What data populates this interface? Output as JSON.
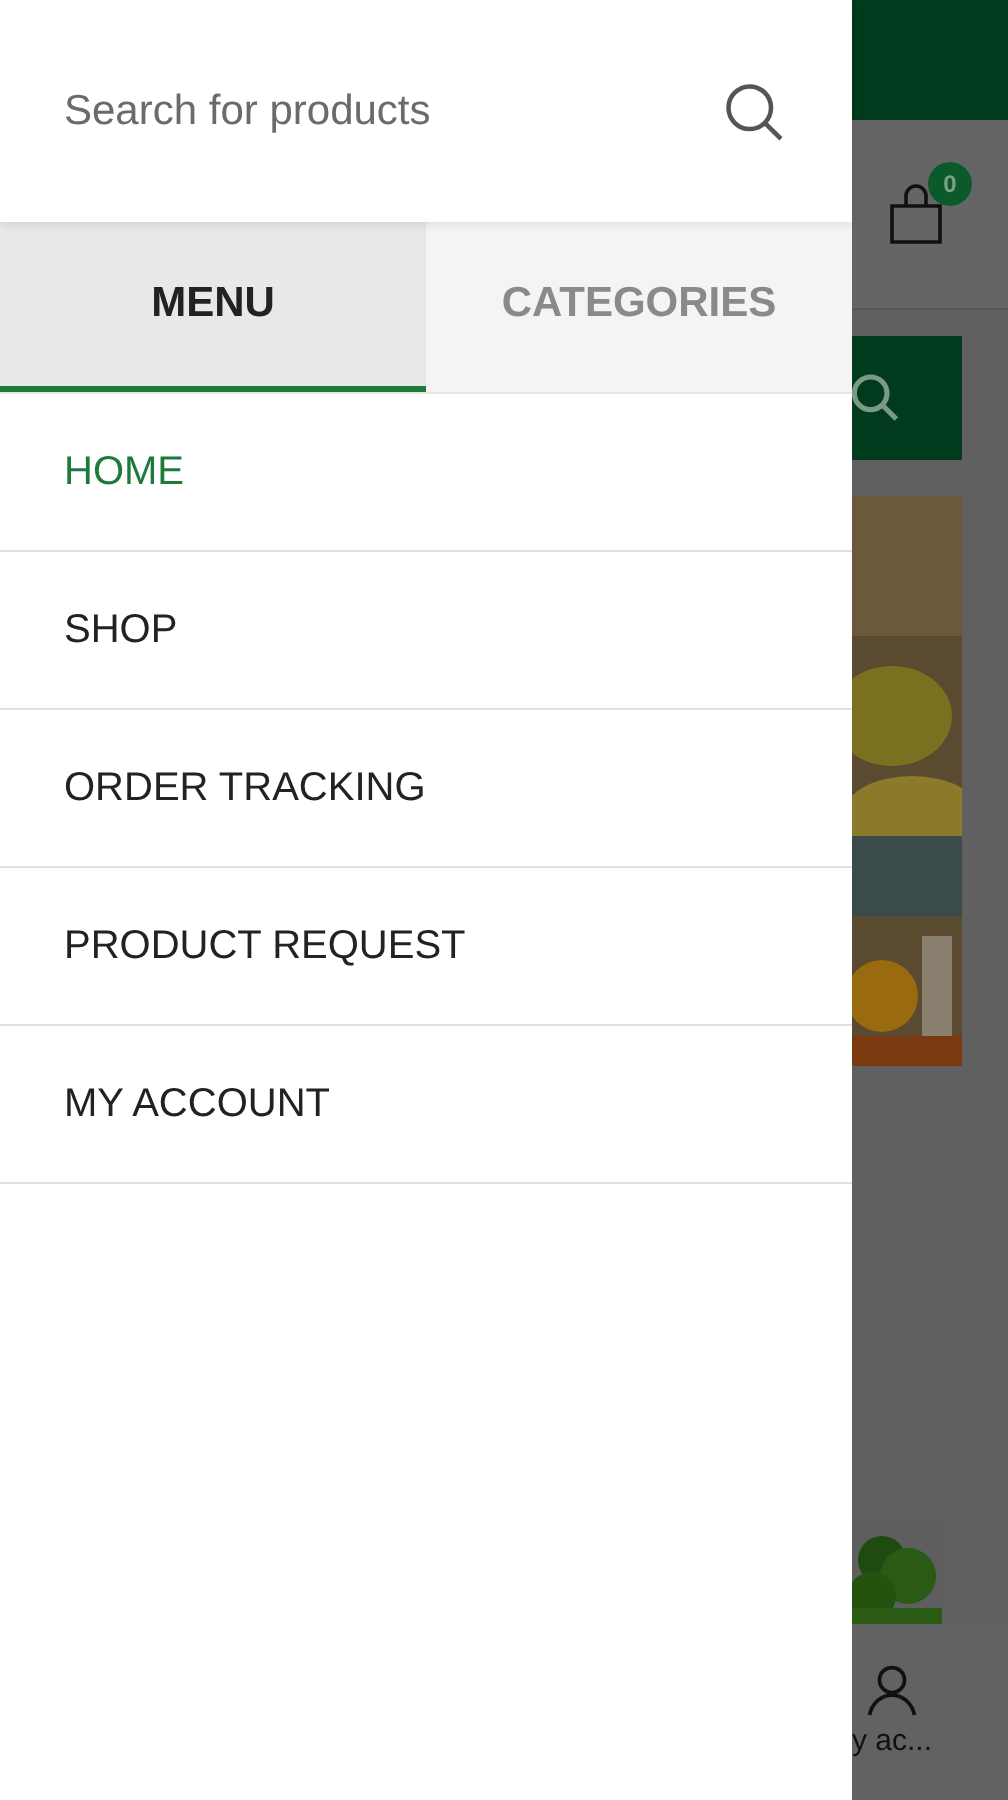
{
  "drawer": {
    "search": {
      "placeholder": "Search for products"
    },
    "tabs": [
      {
        "label": "MENU",
        "selected": true
      },
      {
        "label": "CATEGORIES",
        "selected": false
      }
    ],
    "menu_items": [
      {
        "label": "HOME",
        "selected": true
      },
      {
        "label": "SHOP",
        "selected": false
      },
      {
        "label": "ORDER TRACKING",
        "selected": false
      },
      {
        "label": "PRODUCT REQUEST",
        "selected": false
      },
      {
        "label": "MY ACCOUNT",
        "selected": false
      }
    ]
  },
  "background_page": {
    "cart_count": "0",
    "bottom_nav": [
      {
        "label": "y ac..."
      }
    ]
  }
}
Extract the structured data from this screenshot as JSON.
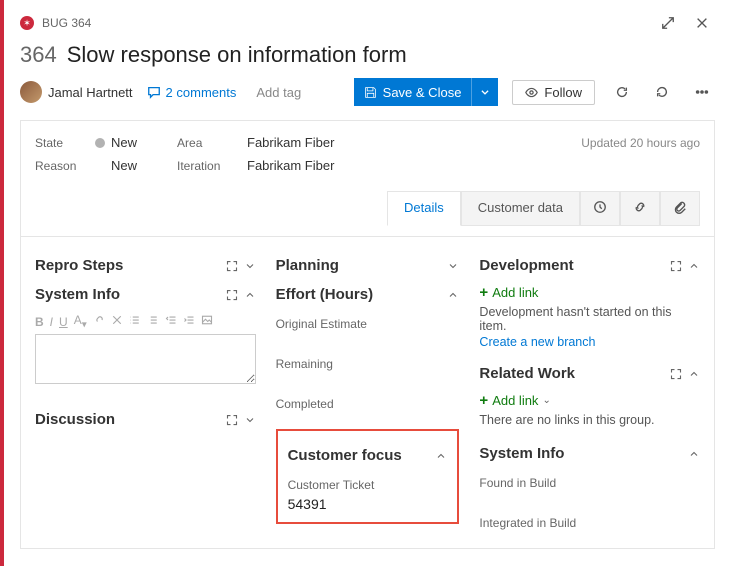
{
  "header": {
    "type_label": "BUG 364",
    "id": "364",
    "title": "Slow response on information form"
  },
  "assignee": {
    "name": "Jamal Hartnett"
  },
  "toolbar": {
    "comments": "2 comments",
    "add_tag": "Add tag",
    "save": "Save & Close",
    "follow": "Follow"
  },
  "meta": {
    "state_label": "State",
    "state": "New",
    "area_label": "Area",
    "area": "Fabrikam Fiber",
    "reason_label": "Reason",
    "reason": "New",
    "iteration_label": "Iteration",
    "iteration": "Fabrikam Fiber",
    "updated": "Updated 20 hours ago"
  },
  "tabs": {
    "details": "Details",
    "customer_data": "Customer data"
  },
  "col1": {
    "repro": "Repro Steps",
    "sysinfo": "System Info",
    "discussion": "Discussion"
  },
  "col2": {
    "planning": "Planning",
    "effort": "Effort (Hours)",
    "orig_est": "Original Estimate",
    "remaining": "Remaining",
    "completed": "Completed",
    "customer_focus": "Customer focus",
    "customer_ticket_label": "Customer Ticket",
    "customer_ticket": "54391"
  },
  "col3": {
    "development": "Development",
    "add_link": "Add link",
    "dev_hint": "Development hasn't started on this item.",
    "create_branch": "Create a new branch",
    "related_work": "Related Work",
    "no_links": "There are no links in this group.",
    "sysinfo": "System Info",
    "found_in_build": "Found in Build",
    "integrated_in_build": "Integrated in Build"
  }
}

-- -- --

● **TASK DESCRIPTION**:
Would you return the data exactly as written, without the pictures?

● **CORRECT RESPONSE**:
What data populates this interface? Output as JSON.
{
  "drawer": {
    "search": {
      "placeholder": "Search for products"
    },
    "tabs": [
      {
        "label": "MENU",
        "selected": true
      },
      {
        "label": "CATEGORIES",
        "selected": false
      }
    ],
    "menu_items": [
      {
        "label": "HOME",
        "selected": true
      },
      {
        "label": "SHOP",
        "selected": false
      },
      {
        "label": "ORDER TRACKING",
        "selected": false
      },
      {
        "label": "PRODUCT REQUEST",
        "selected": false
      },
      {
        "label": "MY ACCOUNT",
        "selected": false
      }
    ]
  },
  "background_page": {
    "cart_count": "0",
    "bottom_nav": [
      {
        "label": "y ac..."
      }
    ]
  }
}
Extract the structured data from this screenshot as JSON.
{
  "header": {
    "type_label": "BUG 364",
    "id": "364",
    "title": "Slow response on information form"
  },
  "assignee": {
    "name": "Jamal Hartnett"
  },
  "toolbar": {
    "comments": "2 comments",
    "add_tag": "Add tag",
    "save": "Save & Close",
    "follow": "Follow"
  },
  "meta": {
    "state_label": "State",
    "state": "New",
    "area_label": "Area",
    "area": "Fabrikam Fiber",
    "reason_label": "Reason",
    "reason": "New",
    "iteration_label": "Iteration",
    "iteration": "Fabrikam Fiber",
    "updated": "Updated 20 hours ago"
  },
  "tabs": {
    "details": "Details",
    "customer_data": "Customer data"
  },
  "col1": {
    "repro": "Repro Steps",
    "sysinfo": "System Info",
    "discussion": "Discussion"
  },
  "col2": {
    "planning": "Planning",
    "effort": "Effort (Hours)",
    "orig_est": "Original Estimate",
    "remaining": "Remaining",
    "completed": "Completed",
    "customer_focus": "Customer focus",
    "customer_ticket_label": "Customer Ticket",
    "customer_ticket": "54391"
  },
  "col3": {
    "development": "Development",
    "add_link": "Add link",
    "dev_hint": "Development hasn't started on this item.",
    "create_branch": "Create a new branch",
    "related_work": "Related Work",
    "no_links": "There are no links in this group.",
    "sysinfo": "System Info",
    "found_in_build": "Found in Build",
    "integrated_in_build": "Integrated in Build"
  }
}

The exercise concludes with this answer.